::: Supplied information :::

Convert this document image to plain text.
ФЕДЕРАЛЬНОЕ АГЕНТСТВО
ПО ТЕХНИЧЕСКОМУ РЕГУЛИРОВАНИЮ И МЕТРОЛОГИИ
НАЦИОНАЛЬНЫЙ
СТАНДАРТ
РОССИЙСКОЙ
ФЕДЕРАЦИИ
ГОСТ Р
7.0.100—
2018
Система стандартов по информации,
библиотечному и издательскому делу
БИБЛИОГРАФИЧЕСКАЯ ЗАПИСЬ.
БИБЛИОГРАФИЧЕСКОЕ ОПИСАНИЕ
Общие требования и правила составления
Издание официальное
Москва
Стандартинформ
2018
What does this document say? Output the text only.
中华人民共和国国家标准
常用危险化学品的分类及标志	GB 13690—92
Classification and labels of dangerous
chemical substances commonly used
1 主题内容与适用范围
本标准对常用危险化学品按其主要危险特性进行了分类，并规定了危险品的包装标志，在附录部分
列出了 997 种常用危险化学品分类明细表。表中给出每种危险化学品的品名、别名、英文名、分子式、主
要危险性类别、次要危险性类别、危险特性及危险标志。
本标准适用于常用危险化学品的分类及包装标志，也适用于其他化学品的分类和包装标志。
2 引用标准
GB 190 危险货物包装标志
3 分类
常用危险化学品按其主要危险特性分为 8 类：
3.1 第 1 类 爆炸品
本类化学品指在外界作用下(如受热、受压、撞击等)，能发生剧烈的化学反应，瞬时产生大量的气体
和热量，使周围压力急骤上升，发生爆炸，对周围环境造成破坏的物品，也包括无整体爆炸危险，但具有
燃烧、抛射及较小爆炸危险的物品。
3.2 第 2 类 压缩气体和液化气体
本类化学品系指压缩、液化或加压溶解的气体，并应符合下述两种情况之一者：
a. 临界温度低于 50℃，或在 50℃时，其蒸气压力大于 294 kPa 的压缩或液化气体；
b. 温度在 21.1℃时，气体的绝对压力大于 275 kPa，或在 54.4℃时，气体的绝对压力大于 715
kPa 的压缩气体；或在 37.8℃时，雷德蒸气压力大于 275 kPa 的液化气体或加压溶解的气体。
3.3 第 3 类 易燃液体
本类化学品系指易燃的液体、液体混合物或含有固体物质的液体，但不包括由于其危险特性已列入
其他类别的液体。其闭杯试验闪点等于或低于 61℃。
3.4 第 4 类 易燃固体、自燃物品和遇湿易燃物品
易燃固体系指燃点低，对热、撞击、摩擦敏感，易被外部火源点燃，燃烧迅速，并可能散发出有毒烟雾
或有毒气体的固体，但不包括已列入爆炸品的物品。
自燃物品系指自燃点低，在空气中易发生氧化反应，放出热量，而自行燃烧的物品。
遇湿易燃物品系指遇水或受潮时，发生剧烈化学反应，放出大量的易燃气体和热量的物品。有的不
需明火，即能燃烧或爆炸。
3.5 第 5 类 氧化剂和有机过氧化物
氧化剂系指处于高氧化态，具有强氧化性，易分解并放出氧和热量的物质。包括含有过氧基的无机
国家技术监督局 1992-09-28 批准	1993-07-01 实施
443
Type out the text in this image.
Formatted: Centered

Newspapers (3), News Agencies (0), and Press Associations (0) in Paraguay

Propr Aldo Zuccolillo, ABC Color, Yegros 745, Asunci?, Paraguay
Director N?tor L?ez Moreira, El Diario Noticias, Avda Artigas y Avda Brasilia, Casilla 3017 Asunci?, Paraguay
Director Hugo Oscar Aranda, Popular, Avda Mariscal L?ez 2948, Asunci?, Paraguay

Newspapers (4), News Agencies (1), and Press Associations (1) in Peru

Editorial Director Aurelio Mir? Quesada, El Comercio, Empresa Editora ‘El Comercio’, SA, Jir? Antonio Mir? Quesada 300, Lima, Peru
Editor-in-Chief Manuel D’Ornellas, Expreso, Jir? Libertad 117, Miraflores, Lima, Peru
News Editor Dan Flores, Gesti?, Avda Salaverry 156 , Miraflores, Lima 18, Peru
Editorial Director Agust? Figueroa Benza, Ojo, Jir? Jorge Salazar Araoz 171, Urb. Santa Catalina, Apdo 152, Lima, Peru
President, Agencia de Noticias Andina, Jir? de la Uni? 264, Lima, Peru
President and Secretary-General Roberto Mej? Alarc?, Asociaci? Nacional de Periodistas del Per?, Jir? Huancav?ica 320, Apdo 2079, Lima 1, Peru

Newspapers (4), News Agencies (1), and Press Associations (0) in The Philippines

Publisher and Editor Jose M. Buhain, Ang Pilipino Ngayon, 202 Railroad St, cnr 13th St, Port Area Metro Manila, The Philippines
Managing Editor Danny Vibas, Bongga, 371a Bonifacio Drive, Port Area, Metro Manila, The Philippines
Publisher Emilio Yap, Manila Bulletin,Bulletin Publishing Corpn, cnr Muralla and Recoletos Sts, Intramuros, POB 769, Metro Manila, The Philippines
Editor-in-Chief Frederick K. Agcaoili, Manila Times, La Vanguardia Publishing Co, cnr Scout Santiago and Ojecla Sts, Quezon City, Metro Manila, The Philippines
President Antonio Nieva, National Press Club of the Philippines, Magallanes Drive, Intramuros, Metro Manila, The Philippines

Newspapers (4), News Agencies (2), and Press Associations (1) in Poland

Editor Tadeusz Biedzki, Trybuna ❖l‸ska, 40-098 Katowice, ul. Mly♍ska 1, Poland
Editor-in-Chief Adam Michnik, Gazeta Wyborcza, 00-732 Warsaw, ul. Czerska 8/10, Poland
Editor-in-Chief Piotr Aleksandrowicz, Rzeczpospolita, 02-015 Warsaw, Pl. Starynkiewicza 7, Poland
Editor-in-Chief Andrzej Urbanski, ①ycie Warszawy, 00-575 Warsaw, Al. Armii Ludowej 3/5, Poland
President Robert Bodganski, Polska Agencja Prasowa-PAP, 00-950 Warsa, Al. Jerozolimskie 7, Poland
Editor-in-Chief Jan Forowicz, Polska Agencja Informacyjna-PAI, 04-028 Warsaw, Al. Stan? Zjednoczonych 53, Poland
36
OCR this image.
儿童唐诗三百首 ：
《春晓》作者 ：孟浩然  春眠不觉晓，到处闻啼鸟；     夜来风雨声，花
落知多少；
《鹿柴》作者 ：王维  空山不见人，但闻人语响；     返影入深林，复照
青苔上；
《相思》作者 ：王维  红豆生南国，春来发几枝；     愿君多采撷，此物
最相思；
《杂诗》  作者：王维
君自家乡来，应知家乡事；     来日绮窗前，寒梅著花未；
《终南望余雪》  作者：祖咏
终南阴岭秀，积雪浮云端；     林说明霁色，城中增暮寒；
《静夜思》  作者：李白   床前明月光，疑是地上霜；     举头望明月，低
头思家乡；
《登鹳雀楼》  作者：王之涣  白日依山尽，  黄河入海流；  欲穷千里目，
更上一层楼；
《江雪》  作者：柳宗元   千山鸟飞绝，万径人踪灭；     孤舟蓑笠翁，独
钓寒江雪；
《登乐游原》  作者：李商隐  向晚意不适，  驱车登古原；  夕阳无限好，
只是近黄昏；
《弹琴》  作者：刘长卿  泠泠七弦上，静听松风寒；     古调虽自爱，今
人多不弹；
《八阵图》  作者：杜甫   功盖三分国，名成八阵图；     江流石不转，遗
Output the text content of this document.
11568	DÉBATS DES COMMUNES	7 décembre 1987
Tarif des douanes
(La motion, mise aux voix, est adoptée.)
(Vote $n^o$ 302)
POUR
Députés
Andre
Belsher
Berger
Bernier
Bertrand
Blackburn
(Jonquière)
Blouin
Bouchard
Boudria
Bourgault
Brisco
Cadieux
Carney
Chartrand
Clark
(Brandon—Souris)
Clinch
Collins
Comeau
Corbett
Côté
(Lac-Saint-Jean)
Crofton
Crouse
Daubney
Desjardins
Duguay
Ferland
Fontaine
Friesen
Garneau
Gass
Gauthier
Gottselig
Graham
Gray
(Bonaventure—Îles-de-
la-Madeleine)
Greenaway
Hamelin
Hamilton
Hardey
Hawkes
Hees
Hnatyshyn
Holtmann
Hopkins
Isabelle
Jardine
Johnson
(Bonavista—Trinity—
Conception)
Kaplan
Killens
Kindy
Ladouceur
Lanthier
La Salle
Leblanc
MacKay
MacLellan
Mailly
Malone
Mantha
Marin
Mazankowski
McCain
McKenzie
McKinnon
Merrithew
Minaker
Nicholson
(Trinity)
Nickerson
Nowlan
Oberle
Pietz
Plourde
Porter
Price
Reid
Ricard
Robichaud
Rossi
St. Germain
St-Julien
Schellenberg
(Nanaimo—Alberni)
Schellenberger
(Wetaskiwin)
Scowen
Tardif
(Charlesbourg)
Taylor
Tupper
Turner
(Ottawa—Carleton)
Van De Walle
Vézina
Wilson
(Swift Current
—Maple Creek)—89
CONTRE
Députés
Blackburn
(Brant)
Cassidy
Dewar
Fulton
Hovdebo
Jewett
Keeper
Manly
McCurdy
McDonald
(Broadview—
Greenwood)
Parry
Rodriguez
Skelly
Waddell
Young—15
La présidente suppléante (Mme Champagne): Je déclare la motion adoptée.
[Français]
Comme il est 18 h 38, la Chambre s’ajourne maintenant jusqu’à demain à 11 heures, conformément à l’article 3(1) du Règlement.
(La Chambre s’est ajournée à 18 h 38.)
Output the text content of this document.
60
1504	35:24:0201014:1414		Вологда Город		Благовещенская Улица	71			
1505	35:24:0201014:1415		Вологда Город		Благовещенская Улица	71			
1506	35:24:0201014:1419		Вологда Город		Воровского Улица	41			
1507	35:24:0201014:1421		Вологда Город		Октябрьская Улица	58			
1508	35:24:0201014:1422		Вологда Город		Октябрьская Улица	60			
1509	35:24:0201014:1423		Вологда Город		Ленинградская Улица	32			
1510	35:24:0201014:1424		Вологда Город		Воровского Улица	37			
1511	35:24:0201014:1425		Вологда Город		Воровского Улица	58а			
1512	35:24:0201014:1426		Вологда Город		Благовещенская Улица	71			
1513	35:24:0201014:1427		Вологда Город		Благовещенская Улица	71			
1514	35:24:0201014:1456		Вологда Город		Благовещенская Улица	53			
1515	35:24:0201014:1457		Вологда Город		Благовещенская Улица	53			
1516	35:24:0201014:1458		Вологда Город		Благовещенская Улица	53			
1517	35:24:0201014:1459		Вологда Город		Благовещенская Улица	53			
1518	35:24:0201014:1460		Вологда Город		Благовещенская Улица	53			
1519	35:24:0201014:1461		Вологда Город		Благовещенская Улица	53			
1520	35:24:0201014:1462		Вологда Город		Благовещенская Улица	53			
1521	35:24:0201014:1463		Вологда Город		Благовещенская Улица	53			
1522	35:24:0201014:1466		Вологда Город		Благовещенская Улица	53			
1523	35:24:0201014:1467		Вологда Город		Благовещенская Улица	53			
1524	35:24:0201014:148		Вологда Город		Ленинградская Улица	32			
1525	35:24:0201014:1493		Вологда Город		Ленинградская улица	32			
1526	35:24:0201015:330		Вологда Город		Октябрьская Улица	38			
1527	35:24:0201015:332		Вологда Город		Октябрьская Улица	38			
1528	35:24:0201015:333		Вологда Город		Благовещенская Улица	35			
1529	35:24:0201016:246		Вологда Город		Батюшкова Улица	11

:::

- What is expected -
Count the lines in the entries above that include the string "Polska", then give only that figure.

- Written reply -
2